--- Start ---

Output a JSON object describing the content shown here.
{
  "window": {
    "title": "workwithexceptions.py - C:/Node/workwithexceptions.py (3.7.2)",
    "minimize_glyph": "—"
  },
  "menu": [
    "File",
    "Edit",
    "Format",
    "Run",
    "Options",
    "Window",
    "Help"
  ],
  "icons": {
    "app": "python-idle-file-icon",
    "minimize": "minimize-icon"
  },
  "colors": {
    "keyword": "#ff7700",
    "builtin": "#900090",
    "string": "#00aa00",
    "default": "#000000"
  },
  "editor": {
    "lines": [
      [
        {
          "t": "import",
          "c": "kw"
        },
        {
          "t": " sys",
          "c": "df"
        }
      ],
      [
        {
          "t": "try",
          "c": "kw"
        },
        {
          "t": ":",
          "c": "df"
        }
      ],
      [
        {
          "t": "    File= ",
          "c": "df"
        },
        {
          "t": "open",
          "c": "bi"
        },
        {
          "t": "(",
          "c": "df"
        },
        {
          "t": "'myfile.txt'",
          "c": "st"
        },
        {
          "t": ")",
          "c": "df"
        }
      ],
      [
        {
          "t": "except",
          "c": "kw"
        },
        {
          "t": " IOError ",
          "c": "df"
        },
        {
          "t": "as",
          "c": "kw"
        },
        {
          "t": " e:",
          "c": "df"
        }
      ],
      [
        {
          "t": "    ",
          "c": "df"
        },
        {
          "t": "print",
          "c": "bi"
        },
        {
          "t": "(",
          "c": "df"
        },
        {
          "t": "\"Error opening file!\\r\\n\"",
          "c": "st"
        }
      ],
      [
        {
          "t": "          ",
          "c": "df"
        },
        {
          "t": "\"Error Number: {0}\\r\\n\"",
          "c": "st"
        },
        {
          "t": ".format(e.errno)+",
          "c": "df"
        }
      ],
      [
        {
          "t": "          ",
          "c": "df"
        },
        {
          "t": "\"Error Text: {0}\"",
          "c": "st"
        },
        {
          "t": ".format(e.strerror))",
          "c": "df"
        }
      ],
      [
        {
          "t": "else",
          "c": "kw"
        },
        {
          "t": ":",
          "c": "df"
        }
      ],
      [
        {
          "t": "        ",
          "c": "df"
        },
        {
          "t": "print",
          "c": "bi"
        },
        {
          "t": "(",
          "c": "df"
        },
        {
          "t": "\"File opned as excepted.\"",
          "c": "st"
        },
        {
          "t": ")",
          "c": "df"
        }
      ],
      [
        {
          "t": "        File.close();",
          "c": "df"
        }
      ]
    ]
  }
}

--- End ---

> Goal
The records above must be output exactly, in full.

> Reply to the exercise
Output a JSON object describing the content shown here.
{
  "window": {
    "title": "workwithexceptions.py - C:/Node/workwithexceptions.py (3.7.2)",
    "minimize_glyph": "—"
  },
  "menu": [
    "File",
    "Edit",
    "Format",
    "Run",
    "Options",
    "Window",
    "Help"
  ],
  "icons": {
    "app": "python-idle-file-icon",
    "minimize": "minimize-icon"
  },
  "colors": {
    "keyword": "#ff7700",
    "builtin": "#900090",
    "string": "#00aa00",
    "default": "#000000"
  },
  "editor": {
    "lines": [
      [
        {
          "t": "import",
          "c": "kw"
        },
        {
          "t": " sys",
          "c": "df"
        }
      ],
      [
        {
          "t": "try",
          "c": "kw"
        },
        {
          "t": ":",
          "c": "df"
        }
      ],
      [
        {
          "t": "    File= ",
          "c": "df"
        },
        {
          "t": "open",
          "c": "bi"
        },
        {
          "t": "(",
          "c": "df"
        },
        {
          "t": "'myfile.txt'",
          "c": "st"
        },
        {
          "t": ")",
          "c": "df"
        }
      ],
      [
        {
          "t": "except",
          "c": "kw"
        },
        {
          "t": " IOError ",
          "c": "df"
        },
        {
          "t": "as",
          "c": "kw"
        },
        {
          "t": " e:",
          "c": "df"
        }
      ],
      [
        {
          "t": "    ",
          "c": "df"
        },
        {
          "t": "print",
          "c": "bi"
        },
        {
          "t": "(",
          "c": "df"
        },
        {
          "t": "\"Error opening file!\\r\\n\"",
          "c": "st"
        }
      ],
      [
        {
          "t": "          ",
          "c": "df"
        },
        {
          "t": "\"Error Number: {0}\\r\\n\"",
          "c": "st"
        },
        {
          "t": ".format(e.errno)+",
          "c": "df"
        }
      ],
      [
        {
          "t": "          ",
          "c": "df"
        },
        {
          "t": "\"Error Text: {0}\"",
          "c": "st"
        },
        {
          "t": ".format(e.strerror))",
          "c": "df"
        }
      ],
      [
        {
          "t": "else",
          "c": "kw"
        },
        {
          "t": ":",
          "c": "df"
        }
      ],
      [
        {
          "t": "        ",
          "c": "df"
        },
        {
          "t": "print",
          "c": "bi"
        },
        {
          "t": "(",
          "c": "df"
        },
        {
          "t": "\"File opned as excepted.\"",
          "c": "st"
        },
        {
          "t": ")",
          "c": "df"
        }
      ],
      [
        {
          "t": "        File.close();",
          "c": "df"
        }
      ]
    ]
  }
}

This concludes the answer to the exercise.